■ Written exercise
Give back the full listing, character for character, with no pictures.

Records that describe figures:
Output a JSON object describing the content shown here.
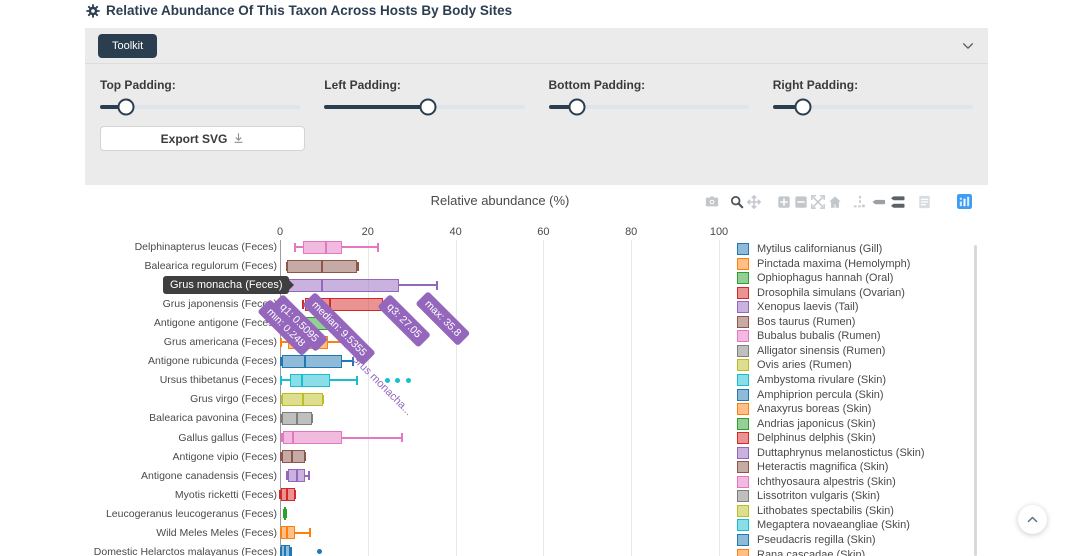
{
  "page": {
    "title": "Relative Abundance Of This Taxon Across Hosts By Body Sites"
  },
  "toolkit": {
    "button_label": "Toolkit",
    "sliders": [
      {
        "label": "Top Padding:",
        "value_pct": 13
      },
      {
        "label": "Left Padding:",
        "value_pct": 52
      },
      {
        "label": "Bottom Padding:",
        "value_pct": 14
      },
      {
        "label": "Right Padding:",
        "value_pct": 15
      }
    ],
    "export_label": "Export SVG"
  },
  "chart_data": {
    "type": "box",
    "orientation": "horizontal",
    "title": "Relative abundance (%)",
    "xlabel": "Relative abundance (%)",
    "x_ticks": [
      0,
      20,
      40,
      60,
      80,
      100
    ],
    "x_range": [
      0,
      102
    ],
    "grid": true,
    "rows": [
      {
        "label": "Delphinapterus leucas (Feces)",
        "color": "#e377c2",
        "min": 3.4,
        "q1": 5.2,
        "median": 10.5,
        "q3": 14.1,
        "max": 22.3,
        "outliers": []
      },
      {
        "label": "Balearica regulorum (Feces)",
        "color": "#8c564b",
        "min": 1.5,
        "q1": 1.7,
        "median": 9.6,
        "q3": 17.5,
        "max": 17.7,
        "outliers": []
      },
      {
        "label": "Grus monacha (Feces)",
        "color": "#9467bd",
        "min": 0.248,
        "q1": 0.5095,
        "median": 9.5355,
        "q3": 27.05,
        "max": 35.8,
        "outliers": []
      },
      {
        "label": "Grus japonensis (Feces)",
        "color": "#d62728",
        "min": 5.2,
        "q1": 5.7,
        "median": 11.5,
        "q3": 23.5,
        "max": 26.2,
        "outliers": []
      },
      {
        "label": "Antigone antigone (Feces)",
        "color": "#2ca02c",
        "min": 0.3,
        "q1": 0.6,
        "median": 4.3,
        "q3": 11.8,
        "max": 13.4,
        "outliers": []
      },
      {
        "label": "Grus americana (Feces)",
        "color": "#ff7f0e",
        "min": 0.2,
        "q1": 1.8,
        "median": 6.4,
        "q3": 10.9,
        "max": 14.8,
        "outliers": []
      },
      {
        "label": "Antigone rubicunda (Feces)",
        "color": "#1f77b4",
        "min": 0.3,
        "q1": 0.5,
        "median": 5.7,
        "q3": 14.1,
        "max": 16.6,
        "outliers": []
      },
      {
        "label": "Ursus thibetanus (Feces)",
        "color": "#17becf",
        "min": 0.2,
        "q1": 2.3,
        "median": 5.0,
        "q3": 11.4,
        "max": 17.5,
        "outliers": [
          24.4,
          26.7,
          29.2
        ]
      },
      {
        "label": "Grus virgo (Feces)",
        "color": "#bcbd22",
        "min": 0.4,
        "q1": 0.5,
        "median": 5.2,
        "q3": 9.8,
        "max": 9.9,
        "outliers": []
      },
      {
        "label": "Balearica pavonina (Feces)",
        "color": "#7f7f7f",
        "min": 0.2,
        "q1": 0.4,
        "median": 3.9,
        "q3": 7.3,
        "max": 7.4,
        "outliers": []
      },
      {
        "label": "Gallus gallus (Feces)",
        "color": "#e377c2",
        "min": 0.5,
        "q1": 0.7,
        "median": 3.0,
        "q3": 14.1,
        "max": 27.8,
        "outliers": []
      },
      {
        "label": "Antigone vipio (Feces)",
        "color": "#8c564b",
        "min": 0.2,
        "q1": 0.4,
        "median": 2.7,
        "q3": 5.7,
        "max": 5.8,
        "outliers": []
      },
      {
        "label": "Antigone canadensis (Feces)",
        "color": "#9467bd",
        "min": 1.7,
        "q1": 1.9,
        "median": 3.9,
        "q3": 5.7,
        "max": 6.5,
        "outliers": []
      },
      {
        "label": "Myotis ricketti (Feces)",
        "color": "#d62728",
        "min": 0.1,
        "q1": 0.2,
        "median": 1.6,
        "q3": 3.4,
        "max": 3.5,
        "outliers": []
      },
      {
        "label": "Leucogeranus leucogeranus (Feces)",
        "color": "#2ca02c",
        "min": 1.0,
        "q1": 1.0,
        "median": 1.15,
        "q3": 1.4,
        "max": 1.4,
        "outliers": []
      },
      {
        "label": "Wild Meles Meles (Feces)",
        "color": "#ff7f0e",
        "min": 0.2,
        "q1": 0.3,
        "median": 1.5,
        "q3": 3.4,
        "max": 6.8,
        "outliers": []
      },
      {
        "label": "Domestic Helarctos malayanus (Feces)",
        "color": "#1f77b4",
        "min": 0.2,
        "q1": 0.3,
        "median": 1.2,
        "q3": 2.3,
        "max": 2.4,
        "outliers": [
          9.1
        ]
      }
    ],
    "legend": {
      "position": "right",
      "items": [
        {
          "label": "Mytilus californianus (Gill)",
          "color": "#1f77b4"
        },
        {
          "label": "Pinctada maxima (Hemolymph)",
          "color": "#ff7f0e"
        },
        {
          "label": "Ophiophagus hannah (Oral)",
          "color": "#2ca02c"
        },
        {
          "label": "Drosophila simulans (Ovarian)",
          "color": "#d62728"
        },
        {
          "label": "Xenopus laevis (Tail)",
          "color": "#9467bd"
        },
        {
          "label": "Bos taurus (Rumen)",
          "color": "#8c564b"
        },
        {
          "label": "Bubalus bubalis (Rumen)",
          "color": "#e377c2"
        },
        {
          "label": "Alligator sinensis (Rumen)",
          "color": "#7f7f7f"
        },
        {
          "label": "Ovis aries (Rumen)",
          "color": "#bcbd22"
        },
        {
          "label": "Ambystoma rivulare (Skin)",
          "color": "#17becf"
        },
        {
          "label": "Amphiprion percula (Skin)",
          "color": "#1f77b4"
        },
        {
          "label": "Anaxyrus boreas (Skin)",
          "color": "#ff7f0e"
        },
        {
          "label": "Andrias japonicus (Skin)",
          "color": "#2ca02c"
        },
        {
          "label": "Delphinus delphis (Skin)",
          "color": "#d62728"
        },
        {
          "label": "Duttaphrynus melanostictus (Skin)",
          "color": "#9467bd"
        },
        {
          "label": "Heteractis magnifica (Skin)",
          "color": "#8c564b"
        },
        {
          "label": "Ichthyosaura alpestris (Skin)",
          "color": "#e377c2"
        },
        {
          "label": "Lissotriton vulgaris (Skin)",
          "color": "#7f7f7f"
        },
        {
          "label": "Lithobates spectabilis (Skin)",
          "color": "#bcbd22"
        },
        {
          "label": "Megaptera novaeangliae (Skin)",
          "color": "#17becf"
        },
        {
          "label": "Pseudacris regilla (Skin)",
          "color": "#1f77b4"
        },
        {
          "label": "Rana cascadae (Skin)",
          "color": "#ff7f0e"
        }
      ]
    },
    "hover": {
      "axis_label": "Grus monacha (Feces)",
      "stats": {
        "min": 0.248,
        "q1": 0.5095,
        "median": 9.5355,
        "q3": 27.05,
        "max": 35.8
      },
      "flags": [
        "min: 0.248",
        "q1: 0.5095",
        "median: 9.5355",
        "q3: 27.05",
        "max: 35.8"
      ],
      "trace_label": "Grus monacha...",
      "flag_color": "#9467bd",
      "label_bg": "#3f3f3f"
    }
  },
  "colors": {
    "accent_navy": "#2c3e50",
    "panel_gray": "#ebebeb",
    "plotly_logo_blue": "#3d9df5"
  }
}
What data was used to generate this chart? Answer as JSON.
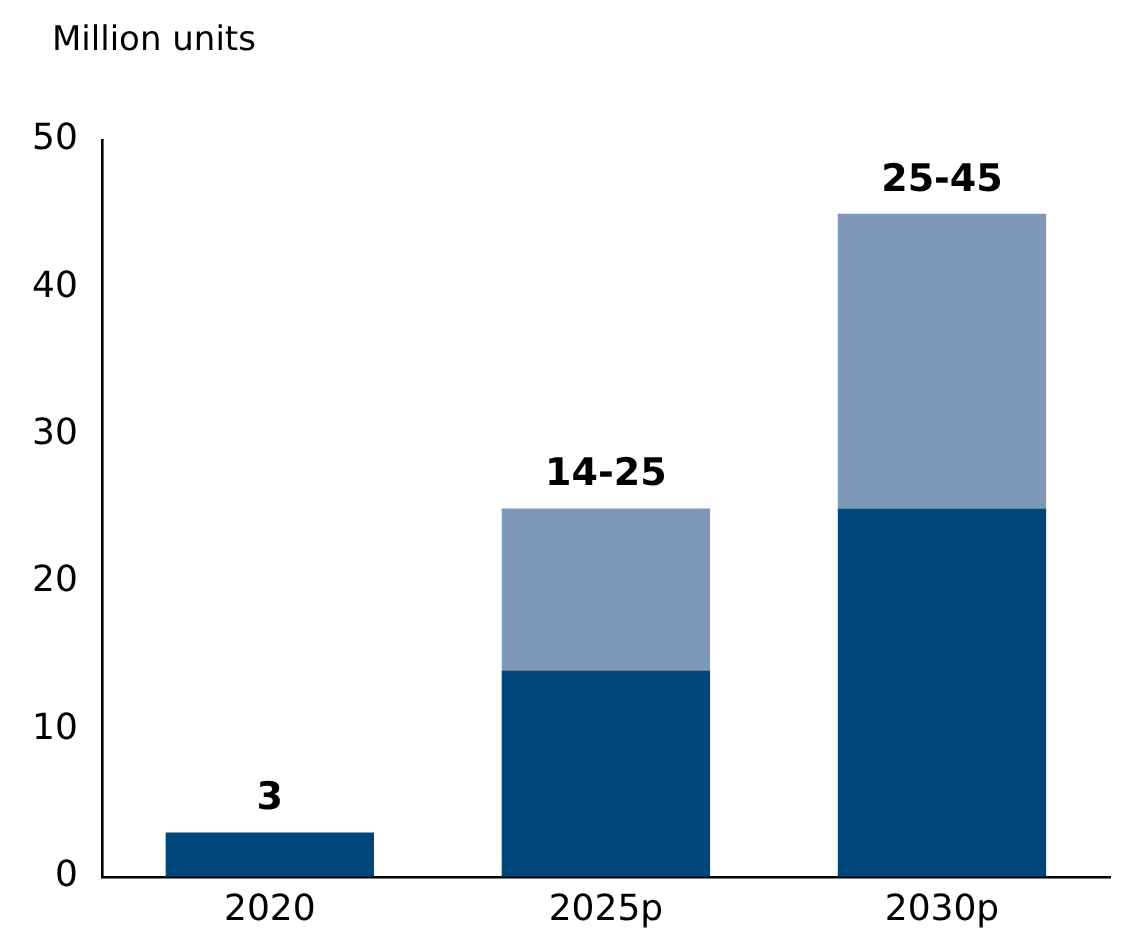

■ Exercise response
Output a JSON object describing the content shown here.
{
  "page": {
    "title": "Relative Abundance Of This Taxon Across Hosts By Body Sites"
  },
  "toolkit": {
    "button_label": "Toolkit",
    "sliders": [
      {
        "label": "Top Padding:",
        "value_pct": 13
      },
      {
        "label": "Left Padding:",
        "value_pct": 52
      },
      {
        "label": "Bottom Padding:",
        "value_pct": 14
      },
      {
        "label": "Right Padding:",
        "value_pct": 15
      }
    ],
    "export_label": "Export SVG"
  },
  "chart_data": {
    "type": "box",
    "orientation": "horizontal",
    "title": "Relative abundance (%)",
    "xlabel": "Relative abundance (%)",
    "x_ticks": [
      0,
      20,
      40,
      60,
      80,
      100
    ],
    "x_range": [
      0,
      102
    ],
    "grid": true,
    "rows": [
      {
        "label": "Delphinapterus leucas (Feces)",
        "color": "#e377c2",
        "min": 3.4,
        "q1": 5.2,
        "median": 10.5,
        "q3": 14.1,
        "max": 22.3,
        "outliers": []
      },
      {
        "label": "Balearica regulorum (Feces)",
        "color": "#8c564b",
        "min": 1.5,
        "q1": 1.7,
        "median": 9.6,
        "q3": 17.5,
        "max": 17.7,
        "outliers": []
      },
      {
        "label": "Grus monacha (Feces)",
        "color": "#9467bd",
        "min": 0.248,
        "q1": 0.5095,
        "median": 9.5355,
        "q3": 27.05,
        "max": 35.8,
        "outliers": []
      },
      {
        "label": "Grus japonensis (Feces)",
        "color": "#d62728",
        "min": 5.2,
        "q1": 5.7,
        "median": 11.5,
        "q3": 23.5,
        "max": 26.2,
        "outliers": []
      },
      {
        "label": "Antigone antigone (Feces)",
        "color": "#2ca02c",
        "min": 0.3,
        "q1": 0.6,
        "median": 4.3,
        "q3": 11.8,
        "max": 13.4,
        "outliers": []
      },
      {
        "label": "Grus americana (Feces)",
        "color": "#ff7f0e",
        "min": 0.2,
        "q1": 1.8,
        "median": 6.4,
        "q3": 10.9,
        "max": 14.8,
        "outliers": []
      },
      {
        "label": "Antigone rubicunda (Feces)",
        "color": "#1f77b4",
        "min": 0.3,
        "q1": 0.5,
        "median": 5.7,
        "q3": 14.1,
        "max": 16.6,
        "outliers": []
      },
      {
        "label": "Ursus thibetanus (Feces)",
        "color": "#17becf",
        "min": 0.2,
        "q1": 2.3,
        "median": 5.0,
        "q3": 11.4,
        "max": 17.5,
        "outliers": [
          24.4,
          26.7,
          29.2
        ]
      },
      {
        "label": "Grus virgo (Feces)",
        "color": "#bcbd22",
        "min": 0.4,
        "q1": 0.5,
        "median": 5.2,
        "q3": 9.8,
        "max": 9.9,
        "outliers": []
      },
      {
        "label": "Balearica pavonina (Feces)",
        "color": "#7f7f7f",
        "min": 0.2,
        "q1": 0.4,
        "median": 3.9,
        "q3": 7.3,
        "max": 7.4,
        "outliers": []
      },
      {
        "label": "Gallus gallus (Feces)",
        "color": "#e377c2",
        "min": 0.5,
        "q1": 0.7,
        "median": 3.0,
        "q3": 14.1,
        "max": 27.8,
        "outliers": []
      },
      {
        "label": "Antigone vipio (Feces)",
        "color": "#8c564b",
        "min": 0.2,
        "q1": 0.4,
        "median": 2.7,
        "q3": 5.7,
        "max": 5.8,
        "outliers": []
      },
      {
        "label": "Antigone canadensis (Feces)",
        "color": "#9467bd",
        "min": 1.7,
        "q1": 1.9,
        "median": 3.9,
        "q3": 5.7,
        "max": 6.5,
        "outliers": []
      },
      {
        "label": "Myotis ricketti (Feces)",
        "color": "#d62728",
        "min": 0.1,
        "q1": 0.2,
        "median": 1.6,
        "q3": 3.4,
        "max": 3.5,
        "outliers": []
      },
      {
        "label": "Leucogeranus leucogeranus (Feces)",
        "color": "#2ca02c",
        "min": 1.0,
        "q1": 1.0,
        "median": 1.15,
        "q3": 1.4,
        "max": 1.4,
        "outliers": []
      },
      {
        "label": "Wild Meles Meles (Feces)",
        "color": "#ff7f0e",
        "min": 0.2,
        "q1": 0.3,
        "median": 1.5,
        "q3": 3.4,
        "max": 6.8,
        "outliers": []
      },
      {
        "label": "Domestic Helarctos malayanus (Feces)",
        "color": "#1f77b4",
        "min": 0.2,
        "q1": 0.3,
        "median": 1.2,
        "q3": 2.3,
        "max": 2.4,
        "outliers": [
          9.1
        ]
      }
    ],
    "legend": {
      "position": "right",
      "items": [
        {
          "label": "Mytilus californianus (Gill)",
          "color": "#1f77b4"
        },
        {
          "label": "Pinctada maxima (Hemolymph)",
          "color": "#ff7f0e"
        },
        {
          "label": "Ophiophagus hannah (Oral)",
          "color": "#2ca02c"
        },
        {
          "label": "Drosophila simulans (Ovarian)",
          "color": "#d62728"
        },
        {
          "label": "Xenopus laevis (Tail)",
          "color": "#9467bd"
        },
        {
          "label": "Bos taurus (Rumen)",
          "color": "#8c564b"
        },
        {
          "label": "Bubalus bubalis (Rumen)",
          "color": "#e377c2"
        },
        {
          "label": "Alligator sinensis (Rumen)",
          "color": "#7f7f7f"
        },
        {
          "label": "Ovis aries (Rumen)",
          "color": "#bcbd22"
        },
        {
          "label": "Ambystoma rivulare (Skin)",
          "color": "#17becf"
        },
        {
          "label": "Amphiprion percula (Skin)",
          "color": "#1f77b4"
        },
        {
          "label": "Anaxyrus boreas (Skin)",
          "color": "#ff7f0e"
        },
        {
          "label": "Andrias japonicus (Skin)",
          "color": "#2ca02c"
        },
        {
          "label": "Delphinus delphis (Skin)",
          "color": "#d62728"
        },
        {
          "label": "Duttaphrynus melanostictus (Skin)",
          "color": "#9467bd"
        },
        {
          "label": "Heteractis magnifica (Skin)",
          "color": "#8c564b"
        },
        {
          "label": "Ichthyosaura alpestris (Skin)",
          "color": "#e377c2"
        },
        {
          "label": "Lissotriton vulgaris (Skin)",
          "color": "#7f7f7f"
        },
        {
          "label": "Lithobates spectabilis (Skin)",
          "color": "#bcbd22"
        },
        {
          "label": "Megaptera novaeangliae (Skin)",
          "color": "#17becf"
        },
        {
          "label": "Pseudacris regilla (Skin)",
          "color": "#1f77b4"
        },
        {
          "label": "Rana cascadae (Skin)",
          "color": "#ff7f0e"
        }
      ]
    },
    "hover": {
      "axis_label": "Grus monacha (Feces)",
      "stats": {
        "min": 0.248,
        "q1": 0.5095,
        "median": 9.5355,
        "q3": 27.05,
        "max": 35.8
      },
      "flags": [
        "min: 0.248",
        "q1: 0.5095",
        "median: 9.5355",
        "q3: 27.05",
        "max: 35.8"
      ],
      "trace_label": "Grus monacha...",
      "flag_color": "#9467bd",
      "label_bg": "#3f3f3f"
    }
  },
  "colors": {
    "accent_navy": "#2c3e50",
    "panel_gray": "#ebebeb",
    "plotly_logo_blue": "#3d9df5"
  }
}
What data was used to generate this chart? Answer as JSON.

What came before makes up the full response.